» PROBLEM TO SOLVE
Hunt for the word "edge" across the entries below, copying each line that holds it.
** begin **
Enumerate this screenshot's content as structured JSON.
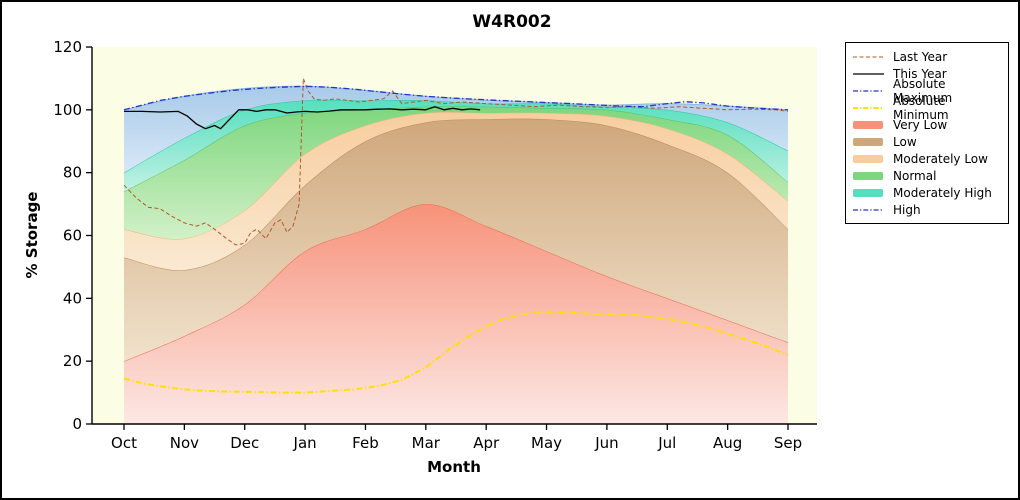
{
  "chart_data": {
    "type": "area",
    "title": "W4R002",
    "xlabel": "Month",
    "ylabel": "% Storage",
    "x_categories": [
      "Oct",
      "Nov",
      "Dec",
      "Jan",
      "Feb",
      "Mar",
      "Apr",
      "May",
      "Jun",
      "Jul",
      "Aug",
      "Sep"
    ],
    "ylim": [
      0,
      120
    ],
    "yticks": [
      0,
      20,
      40,
      60,
      80,
      100,
      120
    ],
    "plot_background": "#FBFDE4",
    "grid": false,
    "legend_position": "outside-top-right",
    "bands": [
      {
        "name": "Very Low",
        "color": "#F7927A",
        "color_light": "#FCE8E4",
        "edge": "#F0694C",
        "upper": [
          20,
          28,
          38,
          55,
          62,
          70,
          63,
          55,
          47,
          40,
          33,
          26
        ]
      },
      {
        "name": "Low",
        "color": "#CFA77B",
        "color_light": "#F0E2CC",
        "edge": "#B98B5E",
        "upper": [
          53,
          49,
          57,
          76,
          90,
          96,
          97,
          97,
          95,
          89,
          80,
          62
        ]
      },
      {
        "name": "Moderately Low",
        "color": "#F7CD9E",
        "color_light": "#FAE9D2",
        "edge": "#F0B97F",
        "upper": [
          62,
          59,
          68,
          86,
          95,
          99,
          99,
          99,
          98,
          94,
          86,
          71
        ]
      },
      {
        "name": "Normal",
        "color": "#7ED67E",
        "color_light": "#D2F1C8",
        "edge": "#59C159",
        "upper": [
          74,
          84,
          95,
          99,
          100,
          101,
          101,
          100.5,
          100,
          97,
          92,
          77
        ]
      },
      {
        "name": "Moderately High",
        "color": "#55DFBE",
        "color_light": "#C2F1E5",
        "edge": "#2AC9A5",
        "upper": [
          80,
          91,
          100,
          103,
          103,
          103,
          102,
          102,
          101,
          100,
          96,
          87
        ]
      },
      {
        "name": "High",
        "color": "#A8CAEA",
        "color_light": "#D8E8F6",
        "edge": "#8FB4DC",
        "upper": [
          100,
          104.3,
          106.8,
          107.5,
          106.2,
          104.3,
          103.1,
          102.3,
          101.5,
          102,
          101.2,
          100
        ]
      }
    ],
    "lines": [
      {
        "name": "Last Year",
        "color": "#B4562A",
        "style": "dashed",
        "width": 1,
        "points": [
          [
            0,
            76
          ],
          [
            0.2,
            72
          ],
          [
            0.4,
            69
          ],
          [
            0.6,
            68.5
          ],
          [
            0.8,
            66
          ],
          [
            1,
            64
          ],
          [
            1.2,
            63
          ],
          [
            1.35,
            64
          ],
          [
            1.5,
            62
          ],
          [
            1.7,
            59
          ],
          [
            1.85,
            57
          ],
          [
            2,
            57.5
          ],
          [
            2.1,
            61
          ],
          [
            2.2,
            62
          ],
          [
            2.35,
            59
          ],
          [
            2.5,
            64
          ],
          [
            2.6,
            65
          ],
          [
            2.7,
            61
          ],
          [
            2.8,
            63
          ],
          [
            2.9,
            70
          ],
          [
            2.97,
            110
          ],
          [
            3.05,
            106
          ],
          [
            3.15,
            103.5
          ],
          [
            3.3,
            103
          ],
          [
            3.5,
            103.5
          ],
          [
            3.7,
            103
          ],
          [
            3.9,
            102.5
          ],
          [
            4.1,
            103
          ],
          [
            4.3,
            103.5
          ],
          [
            4.45,
            106
          ],
          [
            4.6,
            102
          ],
          [
            4.8,
            102.5
          ],
          [
            5,
            103
          ],
          [
            5.3,
            102
          ],
          [
            5.6,
            102.5
          ],
          [
            6,
            102
          ],
          [
            6.4,
            101.5
          ],
          [
            6.8,
            101
          ],
          [
            7.2,
            101.5
          ],
          [
            7.6,
            101
          ],
          [
            8,
            100.8
          ],
          [
            8.4,
            101
          ],
          [
            8.8,
            100.5
          ],
          [
            9.2,
            101
          ],
          [
            9.6,
            100.5
          ],
          [
            10,
            100
          ],
          [
            10.4,
            100.2
          ],
          [
            10.8,
            100
          ],
          [
            11,
            99.5
          ]
        ]
      },
      {
        "name": "This Year",
        "color": "#000000",
        "style": "solid",
        "width": 1.3,
        "points": [
          [
            0,
            99.5
          ],
          [
            0.3,
            99.5
          ],
          [
            0.6,
            99.3
          ],
          [
            0.9,
            99.5
          ],
          [
            1.05,
            98
          ],
          [
            1.2,
            95.5
          ],
          [
            1.35,
            94
          ],
          [
            1.5,
            95
          ],
          [
            1.6,
            94
          ],
          [
            1.75,
            97
          ],
          [
            1.9,
            100
          ],
          [
            2.05,
            100
          ],
          [
            2.2,
            99.5
          ],
          [
            2.35,
            100
          ],
          [
            2.5,
            100
          ],
          [
            2.7,
            99
          ],
          [
            2.85,
            99.3
          ],
          [
            3,
            99.5
          ],
          [
            3.2,
            99.3
          ],
          [
            3.4,
            99.6
          ],
          [
            3.6,
            100
          ],
          [
            3.8,
            100
          ],
          [
            4,
            100
          ],
          [
            4.2,
            100.2
          ],
          [
            4.4,
            100.3
          ],
          [
            4.6,
            100
          ],
          [
            4.8,
            100.2
          ],
          [
            5,
            100
          ],
          [
            5.15,
            101
          ],
          [
            5.3,
            100
          ],
          [
            5.45,
            100.5
          ],
          [
            5.6,
            100
          ],
          [
            5.75,
            100.3
          ],
          [
            5.9,
            100
          ]
        ]
      },
      {
        "name": "Absolute Maximum",
        "color": "#2036C8",
        "style": "dashdot",
        "width": 1.3,
        "points": [
          [
            0,
            100
          ],
          [
            0.3,
            101.5
          ],
          [
            0.6,
            103
          ],
          [
            1,
            104.3
          ],
          [
            1.4,
            105.3
          ],
          [
            1.8,
            106.2
          ],
          [
            2.2,
            106.8
          ],
          [
            2.6,
            107.2
          ],
          [
            3,
            107.5
          ],
          [
            3.4,
            107.2
          ],
          [
            3.8,
            106.6
          ],
          [
            4.2,
            105.8
          ],
          [
            4.6,
            105
          ],
          [
            5,
            104.3
          ],
          [
            5.4,
            103.8
          ],
          [
            5.8,
            103.4
          ],
          [
            6.2,
            103
          ],
          [
            6.6,
            102.7
          ],
          [
            7,
            102.3
          ],
          [
            7.4,
            102
          ],
          [
            7.8,
            101.6
          ],
          [
            8.2,
            101.2
          ],
          [
            8.6,
            101
          ],
          [
            9,
            102
          ],
          [
            9.3,
            102.6
          ],
          [
            9.6,
            102.2
          ],
          [
            10,
            101.2
          ],
          [
            10.4,
            100.6
          ],
          [
            10.8,
            100.2
          ],
          [
            11,
            100
          ]
        ]
      },
      {
        "name": "Absolute Minimum",
        "color": "#FFE000",
        "style": "dashdot",
        "width": 2,
        "points": [
          [
            0,
            14.5
          ],
          [
            0.3,
            13
          ],
          [
            0.6,
            12
          ],
          [
            1,
            11
          ],
          [
            1.4,
            10.5
          ],
          [
            1.8,
            10.3
          ],
          [
            2.2,
            10.2
          ],
          [
            2.6,
            10
          ],
          [
            3,
            10
          ],
          [
            3.4,
            10.5
          ],
          [
            3.8,
            11
          ],
          [
            4.2,
            12
          ],
          [
            4.6,
            14
          ],
          [
            5,
            18
          ],
          [
            5.4,
            24
          ],
          [
            5.8,
            29
          ],
          [
            6.2,
            33
          ],
          [
            6.6,
            35
          ],
          [
            7,
            35.5
          ],
          [
            7.4,
            35.5
          ],
          [
            7.8,
            35
          ],
          [
            8.2,
            35
          ],
          [
            8.6,
            34.5
          ],
          [
            9,
            33.5
          ],
          [
            9.4,
            32
          ],
          [
            9.8,
            30
          ],
          [
            10.2,
            27.5
          ],
          [
            10.6,
            25
          ],
          [
            11,
            22
          ]
        ]
      }
    ]
  },
  "legend": {
    "items": [
      {
        "label": "Last Year",
        "swatch": "line",
        "color": "#B4562A",
        "dash": "dashed",
        "width": 1
      },
      {
        "label": "This Year",
        "swatch": "line",
        "color": "#000000",
        "dash": "solid",
        "width": 1.3
      },
      {
        "label": "Absolute Maximum",
        "swatch": "line",
        "color": "#2036C8",
        "dash": "dashdot",
        "width": 1.3
      },
      {
        "label": "Absolute Minimum",
        "swatch": "line",
        "color": "#FFE000",
        "dash": "dashdot",
        "width": 2
      },
      {
        "label": "Very Low",
        "swatch": "patch",
        "color": "#F7927A"
      },
      {
        "label": "Low",
        "swatch": "patch",
        "color": "#CFA77B"
      },
      {
        "label": "Moderately Low",
        "swatch": "patch",
        "color": "#F7CD9E"
      },
      {
        "label": "Normal",
        "swatch": "patch",
        "color": "#7ED67E"
      },
      {
        "label": "Moderately High",
        "swatch": "patch",
        "color": "#55DFBE"
      },
      {
        "label": "High",
        "swatch": "line",
        "color": "#2036C8",
        "dash": "dashdot",
        "width": 1.3
      }
    ]
  }
}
** end **
» EXERCISE ANSWER
        "edge": "#F0694C",
        "edge": "#B98B5E",
        "edge": "#F0B97F",
        "edge": "#59C159",
        "edge": "#2AC9A5",
        "edge": "#8FB4DC",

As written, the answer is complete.